PASSAGE TO READ:
::::::

ADDITIONAL INSTRUCTIONS FOR THE CLASS

Discussion Questions (DQ)

  • Initial responses to the DQ should address all components of the questions asked, include a minimum of one scholarly source, and be at least 250 words.
  • Successful responses are substantive (i.e., add something new to the discussion, engage others in the discussion, well-developed idea) and include at least one scholarly source.
  • One or two sentence responses, simple statements of agreement or “good post,” and responses that are off-topic will not count as substantive. Substantive responses should be at least 150 words.
  • I encourage you to incorporate the readings from the week (as applicable) into your responses.

Weekly Participation

  • Your initial responses to the mandatory DQ do not count toward participation and are graded separately.
  • In addition to the DQ responses, you must post at least one reply to peers (or me) on three separate days, for a total of three replies.
  • Participation posts do not require a scholarly source/citation (unless you cite someone else’s work).
  • Part of your weekly participation includes viewing the weekly announcement and attesting to watching it in the comments. These announcements are made to ensure you understand everything that is due during the week.

APA Format and Writing Quality

  • Familiarize yourself with APA format and practice using it correctly. It is used for most writing assignments for your degree. Visit the Writing Center in the Student Success Center, under the Resources tab in LoudCloud for APA paper templates, citation examples, tips, etc. Points will be deducted for poor use of APA format or absence of APA format (if required).
  • Cite all sources of information! When in doubt, cite the source. Paraphrasing also requires a citation.
  • I highly recommend using the APA Publication Manual, 6th edition.

Use of Direct Quotes

  • I discourage overutilization of direct quotes in DQs and assignments at the Masters’ level and deduct points accordingly.
  • As Masters’ level students, it is important that you be able to critically analyze and interpret information from journal articles and other resources. Simply restating someone else’s words does not demonstrate an understanding of the content or critical analysis of the content.
  • It is best to paraphrase content and cite your source.

LopesWrite Policy

  • For assignments that need to be submitted to LopesWrite, please be sure you have received your report and Similarity Index (SI) percentage BEFORE you do a “final submit” to me.

::::::

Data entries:

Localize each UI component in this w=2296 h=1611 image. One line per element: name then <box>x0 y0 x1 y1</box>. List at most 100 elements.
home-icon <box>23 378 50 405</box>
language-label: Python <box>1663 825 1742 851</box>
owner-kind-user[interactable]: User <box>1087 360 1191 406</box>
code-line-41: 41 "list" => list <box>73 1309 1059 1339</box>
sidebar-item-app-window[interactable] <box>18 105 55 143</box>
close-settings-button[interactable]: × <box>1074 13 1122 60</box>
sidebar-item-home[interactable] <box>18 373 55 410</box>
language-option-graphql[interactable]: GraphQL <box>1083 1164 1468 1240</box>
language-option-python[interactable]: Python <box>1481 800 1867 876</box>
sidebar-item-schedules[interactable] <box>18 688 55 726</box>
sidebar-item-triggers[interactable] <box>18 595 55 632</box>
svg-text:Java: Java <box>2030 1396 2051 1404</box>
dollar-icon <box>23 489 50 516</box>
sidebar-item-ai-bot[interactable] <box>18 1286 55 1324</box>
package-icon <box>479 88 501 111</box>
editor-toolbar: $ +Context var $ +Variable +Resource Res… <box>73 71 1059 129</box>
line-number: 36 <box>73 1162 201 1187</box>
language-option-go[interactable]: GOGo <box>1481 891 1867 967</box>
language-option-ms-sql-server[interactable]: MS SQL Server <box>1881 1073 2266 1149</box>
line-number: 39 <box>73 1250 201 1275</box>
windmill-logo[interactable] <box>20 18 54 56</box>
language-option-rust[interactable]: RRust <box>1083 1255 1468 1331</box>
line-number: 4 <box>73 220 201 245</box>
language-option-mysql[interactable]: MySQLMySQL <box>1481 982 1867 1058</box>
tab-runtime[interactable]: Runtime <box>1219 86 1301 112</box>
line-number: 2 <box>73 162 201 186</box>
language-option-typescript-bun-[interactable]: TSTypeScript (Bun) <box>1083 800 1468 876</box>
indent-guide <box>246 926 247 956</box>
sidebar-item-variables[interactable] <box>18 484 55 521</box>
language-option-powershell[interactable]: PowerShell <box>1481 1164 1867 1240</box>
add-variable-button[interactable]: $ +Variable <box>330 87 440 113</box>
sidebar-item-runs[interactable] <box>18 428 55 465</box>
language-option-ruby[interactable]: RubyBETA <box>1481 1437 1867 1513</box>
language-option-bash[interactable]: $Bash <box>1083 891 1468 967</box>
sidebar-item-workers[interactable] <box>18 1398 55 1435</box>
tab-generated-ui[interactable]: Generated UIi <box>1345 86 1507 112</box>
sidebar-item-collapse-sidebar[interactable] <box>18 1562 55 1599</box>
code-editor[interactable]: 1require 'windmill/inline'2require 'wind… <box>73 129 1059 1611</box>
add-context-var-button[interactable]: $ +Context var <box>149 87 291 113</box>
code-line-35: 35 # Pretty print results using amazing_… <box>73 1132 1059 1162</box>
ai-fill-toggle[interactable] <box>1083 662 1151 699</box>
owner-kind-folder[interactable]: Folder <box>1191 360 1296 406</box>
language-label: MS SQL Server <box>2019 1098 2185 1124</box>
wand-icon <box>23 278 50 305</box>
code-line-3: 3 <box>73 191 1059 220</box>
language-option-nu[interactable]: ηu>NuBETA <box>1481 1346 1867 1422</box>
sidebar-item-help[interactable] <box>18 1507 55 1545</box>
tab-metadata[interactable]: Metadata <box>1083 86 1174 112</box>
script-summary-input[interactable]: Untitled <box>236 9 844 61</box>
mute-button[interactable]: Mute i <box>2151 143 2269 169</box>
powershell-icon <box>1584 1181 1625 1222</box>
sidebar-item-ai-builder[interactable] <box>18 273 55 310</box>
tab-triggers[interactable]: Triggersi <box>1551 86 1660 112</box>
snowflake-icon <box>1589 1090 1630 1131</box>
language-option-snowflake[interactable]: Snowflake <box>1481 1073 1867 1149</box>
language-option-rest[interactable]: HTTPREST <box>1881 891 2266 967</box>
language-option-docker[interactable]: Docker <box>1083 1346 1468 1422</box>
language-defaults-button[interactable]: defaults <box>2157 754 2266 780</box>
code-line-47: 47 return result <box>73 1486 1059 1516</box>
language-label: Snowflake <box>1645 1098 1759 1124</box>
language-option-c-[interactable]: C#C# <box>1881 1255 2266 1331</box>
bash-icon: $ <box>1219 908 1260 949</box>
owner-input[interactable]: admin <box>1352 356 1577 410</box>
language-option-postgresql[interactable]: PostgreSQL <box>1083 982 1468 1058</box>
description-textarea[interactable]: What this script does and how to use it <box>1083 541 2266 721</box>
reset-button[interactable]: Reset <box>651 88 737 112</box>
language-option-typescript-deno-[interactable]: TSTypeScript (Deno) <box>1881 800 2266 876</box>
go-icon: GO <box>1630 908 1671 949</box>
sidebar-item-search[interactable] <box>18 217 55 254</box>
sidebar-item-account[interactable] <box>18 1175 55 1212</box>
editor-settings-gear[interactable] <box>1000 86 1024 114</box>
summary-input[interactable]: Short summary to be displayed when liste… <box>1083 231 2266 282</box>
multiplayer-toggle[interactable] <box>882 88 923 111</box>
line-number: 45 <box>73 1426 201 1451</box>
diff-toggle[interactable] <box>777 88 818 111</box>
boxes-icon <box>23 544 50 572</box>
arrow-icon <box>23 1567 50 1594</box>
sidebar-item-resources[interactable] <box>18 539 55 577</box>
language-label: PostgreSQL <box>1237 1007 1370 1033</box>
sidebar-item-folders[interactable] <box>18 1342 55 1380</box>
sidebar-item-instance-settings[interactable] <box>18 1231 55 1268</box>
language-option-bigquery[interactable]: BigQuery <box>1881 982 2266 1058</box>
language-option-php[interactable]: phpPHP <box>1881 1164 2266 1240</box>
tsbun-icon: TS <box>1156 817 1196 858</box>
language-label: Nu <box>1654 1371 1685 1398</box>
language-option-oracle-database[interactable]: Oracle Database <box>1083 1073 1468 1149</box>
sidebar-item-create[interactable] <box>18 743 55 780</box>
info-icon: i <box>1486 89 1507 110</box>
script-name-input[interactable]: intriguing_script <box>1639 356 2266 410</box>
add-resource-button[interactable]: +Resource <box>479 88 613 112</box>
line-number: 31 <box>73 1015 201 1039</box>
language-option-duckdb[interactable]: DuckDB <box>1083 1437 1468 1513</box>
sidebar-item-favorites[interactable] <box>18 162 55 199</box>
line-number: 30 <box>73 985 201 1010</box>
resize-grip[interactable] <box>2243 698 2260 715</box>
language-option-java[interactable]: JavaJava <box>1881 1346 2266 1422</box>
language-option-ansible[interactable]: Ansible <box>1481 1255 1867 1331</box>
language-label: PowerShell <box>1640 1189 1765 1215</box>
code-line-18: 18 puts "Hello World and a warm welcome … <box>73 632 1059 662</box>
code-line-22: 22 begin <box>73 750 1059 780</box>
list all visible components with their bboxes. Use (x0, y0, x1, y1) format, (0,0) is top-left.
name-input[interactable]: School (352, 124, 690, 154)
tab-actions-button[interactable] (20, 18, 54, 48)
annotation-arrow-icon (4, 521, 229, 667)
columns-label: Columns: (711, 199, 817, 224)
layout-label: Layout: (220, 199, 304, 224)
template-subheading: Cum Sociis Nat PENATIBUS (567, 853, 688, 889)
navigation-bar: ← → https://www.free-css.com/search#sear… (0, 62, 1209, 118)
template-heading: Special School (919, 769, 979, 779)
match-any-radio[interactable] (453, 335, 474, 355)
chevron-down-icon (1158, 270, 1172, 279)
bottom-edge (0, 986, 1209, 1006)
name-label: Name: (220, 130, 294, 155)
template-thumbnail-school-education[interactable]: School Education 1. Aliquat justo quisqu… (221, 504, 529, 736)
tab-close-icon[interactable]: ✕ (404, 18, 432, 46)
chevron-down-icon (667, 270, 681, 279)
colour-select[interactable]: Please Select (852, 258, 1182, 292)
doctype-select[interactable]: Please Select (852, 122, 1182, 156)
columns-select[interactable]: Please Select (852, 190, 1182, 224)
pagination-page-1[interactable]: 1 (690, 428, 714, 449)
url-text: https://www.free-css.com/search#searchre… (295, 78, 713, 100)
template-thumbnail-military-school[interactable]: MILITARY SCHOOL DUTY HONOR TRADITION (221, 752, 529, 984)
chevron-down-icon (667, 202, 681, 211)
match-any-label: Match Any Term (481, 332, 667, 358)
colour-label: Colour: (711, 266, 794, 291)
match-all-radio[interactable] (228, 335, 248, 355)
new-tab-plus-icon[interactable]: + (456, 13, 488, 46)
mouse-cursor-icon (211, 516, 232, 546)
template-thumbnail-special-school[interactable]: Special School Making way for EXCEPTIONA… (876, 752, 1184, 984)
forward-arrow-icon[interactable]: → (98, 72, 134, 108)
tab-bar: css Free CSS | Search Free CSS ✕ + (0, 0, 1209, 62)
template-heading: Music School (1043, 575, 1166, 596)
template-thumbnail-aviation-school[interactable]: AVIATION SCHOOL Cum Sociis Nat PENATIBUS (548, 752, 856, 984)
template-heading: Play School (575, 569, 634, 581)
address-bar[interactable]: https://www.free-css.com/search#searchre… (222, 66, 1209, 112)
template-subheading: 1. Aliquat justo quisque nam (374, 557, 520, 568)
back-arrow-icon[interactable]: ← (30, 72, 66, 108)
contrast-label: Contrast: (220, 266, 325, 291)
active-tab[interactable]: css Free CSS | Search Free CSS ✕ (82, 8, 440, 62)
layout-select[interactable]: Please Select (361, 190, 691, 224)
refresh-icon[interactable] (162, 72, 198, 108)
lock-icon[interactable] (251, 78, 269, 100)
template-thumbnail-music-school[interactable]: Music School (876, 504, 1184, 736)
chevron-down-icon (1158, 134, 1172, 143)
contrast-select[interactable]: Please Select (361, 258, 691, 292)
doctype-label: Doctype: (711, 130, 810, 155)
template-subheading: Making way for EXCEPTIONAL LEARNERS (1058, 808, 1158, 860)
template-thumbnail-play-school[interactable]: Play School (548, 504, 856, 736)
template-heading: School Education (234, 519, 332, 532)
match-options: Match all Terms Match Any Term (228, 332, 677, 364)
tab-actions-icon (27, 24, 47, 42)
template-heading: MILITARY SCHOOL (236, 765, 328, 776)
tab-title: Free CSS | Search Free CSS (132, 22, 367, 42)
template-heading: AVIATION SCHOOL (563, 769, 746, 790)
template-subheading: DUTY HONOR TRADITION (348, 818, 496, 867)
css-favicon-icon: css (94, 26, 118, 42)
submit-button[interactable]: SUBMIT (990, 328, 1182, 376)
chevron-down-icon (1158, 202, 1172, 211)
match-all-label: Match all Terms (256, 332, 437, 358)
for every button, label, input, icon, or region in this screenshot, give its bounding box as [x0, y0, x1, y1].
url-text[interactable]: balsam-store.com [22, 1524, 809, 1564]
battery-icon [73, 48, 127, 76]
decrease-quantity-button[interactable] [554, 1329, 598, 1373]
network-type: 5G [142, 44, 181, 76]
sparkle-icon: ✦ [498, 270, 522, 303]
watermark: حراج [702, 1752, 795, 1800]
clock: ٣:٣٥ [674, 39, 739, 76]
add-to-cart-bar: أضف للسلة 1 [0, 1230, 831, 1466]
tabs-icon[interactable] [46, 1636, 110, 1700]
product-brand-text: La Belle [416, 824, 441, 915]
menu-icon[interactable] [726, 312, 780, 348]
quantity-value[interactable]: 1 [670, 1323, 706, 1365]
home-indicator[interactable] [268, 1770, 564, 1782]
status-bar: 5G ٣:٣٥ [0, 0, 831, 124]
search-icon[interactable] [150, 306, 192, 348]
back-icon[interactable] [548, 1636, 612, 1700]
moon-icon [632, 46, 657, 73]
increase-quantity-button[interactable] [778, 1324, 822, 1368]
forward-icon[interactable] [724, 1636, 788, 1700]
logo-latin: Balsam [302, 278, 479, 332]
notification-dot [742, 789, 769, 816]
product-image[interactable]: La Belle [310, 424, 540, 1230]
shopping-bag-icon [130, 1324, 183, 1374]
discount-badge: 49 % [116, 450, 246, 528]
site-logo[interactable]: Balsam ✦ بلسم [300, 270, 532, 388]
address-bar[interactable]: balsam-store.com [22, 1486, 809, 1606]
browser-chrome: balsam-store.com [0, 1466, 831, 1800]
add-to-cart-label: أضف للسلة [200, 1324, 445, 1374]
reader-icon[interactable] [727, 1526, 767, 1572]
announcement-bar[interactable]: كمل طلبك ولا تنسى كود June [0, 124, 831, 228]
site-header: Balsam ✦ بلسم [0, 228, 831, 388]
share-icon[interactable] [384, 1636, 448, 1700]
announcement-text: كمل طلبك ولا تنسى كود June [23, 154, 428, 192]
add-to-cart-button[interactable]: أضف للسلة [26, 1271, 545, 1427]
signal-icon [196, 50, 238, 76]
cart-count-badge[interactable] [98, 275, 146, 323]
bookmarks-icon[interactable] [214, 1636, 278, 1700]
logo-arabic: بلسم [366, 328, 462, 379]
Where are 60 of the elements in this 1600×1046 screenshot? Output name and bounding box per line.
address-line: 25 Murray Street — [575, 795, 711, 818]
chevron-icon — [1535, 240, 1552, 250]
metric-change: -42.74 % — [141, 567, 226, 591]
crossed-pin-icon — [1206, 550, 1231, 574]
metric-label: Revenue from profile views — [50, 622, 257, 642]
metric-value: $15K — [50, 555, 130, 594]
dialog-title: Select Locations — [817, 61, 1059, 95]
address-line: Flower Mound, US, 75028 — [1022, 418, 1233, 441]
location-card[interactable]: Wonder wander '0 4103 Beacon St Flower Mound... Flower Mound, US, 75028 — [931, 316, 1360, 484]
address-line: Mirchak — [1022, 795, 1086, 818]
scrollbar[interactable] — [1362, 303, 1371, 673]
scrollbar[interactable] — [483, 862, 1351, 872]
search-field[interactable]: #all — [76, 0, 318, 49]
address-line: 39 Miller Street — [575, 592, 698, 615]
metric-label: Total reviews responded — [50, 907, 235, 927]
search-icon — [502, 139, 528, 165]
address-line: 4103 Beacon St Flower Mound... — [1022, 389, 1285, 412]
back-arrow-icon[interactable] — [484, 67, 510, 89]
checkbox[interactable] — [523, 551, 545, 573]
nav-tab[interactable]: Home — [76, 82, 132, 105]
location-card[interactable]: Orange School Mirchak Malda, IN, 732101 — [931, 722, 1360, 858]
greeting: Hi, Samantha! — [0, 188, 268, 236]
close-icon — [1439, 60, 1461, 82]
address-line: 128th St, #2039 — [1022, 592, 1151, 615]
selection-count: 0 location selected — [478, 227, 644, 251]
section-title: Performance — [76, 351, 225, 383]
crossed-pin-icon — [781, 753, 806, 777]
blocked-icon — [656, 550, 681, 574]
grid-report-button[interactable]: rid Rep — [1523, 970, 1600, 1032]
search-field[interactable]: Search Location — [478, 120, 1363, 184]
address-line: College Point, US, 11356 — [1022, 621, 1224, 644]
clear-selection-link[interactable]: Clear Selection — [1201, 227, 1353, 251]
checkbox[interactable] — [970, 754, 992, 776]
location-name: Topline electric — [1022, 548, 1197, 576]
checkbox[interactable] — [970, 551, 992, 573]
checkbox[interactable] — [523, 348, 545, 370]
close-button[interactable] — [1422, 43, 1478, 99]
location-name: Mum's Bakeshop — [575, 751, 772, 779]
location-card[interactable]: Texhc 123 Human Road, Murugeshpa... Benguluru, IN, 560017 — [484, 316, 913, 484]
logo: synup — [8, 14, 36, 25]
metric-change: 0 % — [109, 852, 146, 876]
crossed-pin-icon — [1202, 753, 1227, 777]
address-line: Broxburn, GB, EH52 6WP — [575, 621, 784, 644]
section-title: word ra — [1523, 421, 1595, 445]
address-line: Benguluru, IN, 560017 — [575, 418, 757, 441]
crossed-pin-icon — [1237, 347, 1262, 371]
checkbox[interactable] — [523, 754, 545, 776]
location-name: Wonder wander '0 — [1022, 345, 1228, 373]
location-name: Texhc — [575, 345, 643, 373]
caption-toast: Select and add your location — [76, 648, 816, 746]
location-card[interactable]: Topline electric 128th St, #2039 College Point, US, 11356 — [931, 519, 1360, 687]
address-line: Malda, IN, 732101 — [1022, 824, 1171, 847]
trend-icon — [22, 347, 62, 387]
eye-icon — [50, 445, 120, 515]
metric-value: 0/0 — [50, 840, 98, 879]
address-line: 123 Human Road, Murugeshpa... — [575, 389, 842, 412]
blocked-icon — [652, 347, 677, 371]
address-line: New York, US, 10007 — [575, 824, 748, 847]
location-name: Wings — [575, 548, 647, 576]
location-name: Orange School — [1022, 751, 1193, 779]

::::::

THINGS TO DO:
1: Set down the passage of the class instructions starting at "Use of Direct" and ending at "of the content.".
2: According to the class instructions, what is the minimum length of an initial response to the DQ?
3: Extend the class instructions from where they stop.

LIST OF ANSWERS:
1:
Use of Direct Quotes

  • I discourage overutilization of direct quotes in DQs and assignments at the Masters’ level and deduct points accordingly.
  • As Masters’ level students, it is important that you be able to critically analyze and interpret information from journal articles and other resources. Simply restating someone else’s words does not demonstrate an understanding of the content or critical analysis of the content.

2: At least 250 words.

3:
  • Once you have received your report, please review it. This report will show you grammatical, punctuation, and spelling errors that can easily be fixed. Take the extra few minutes to review instead of getting counted off for these mistakes.
  • Review your similarities. Did you forget to cite something? Did you not paraphrase well enough? Is your paper made up of someone else’s thoughts more than your own?
  • Visit the Writing Center in the Student Success Center, under the Resources tab in LoudCloud for tips on improving your paper and SI score.

Late Policy

  • The university’s policy on late assignments is 10% penalty PER DAY LATE. This also applies to late DQ replies.
  • Please communicate with me if you anticipate having to submit an assignment late. I am happy to be flexible, with advance notice. We may be able to work out an extension based on extenuating circumstances.
  • If you do not communicate with me before submitting an assignment late, the GCU late policy will be in effect.
  • I do not accept assignments that are two or more weeks late unless we have worked out an extension.
  • As per policy, no assignments are accepted after the last day of class. Any assignment submitted after midnight on the last day of class will not be accepted for grading.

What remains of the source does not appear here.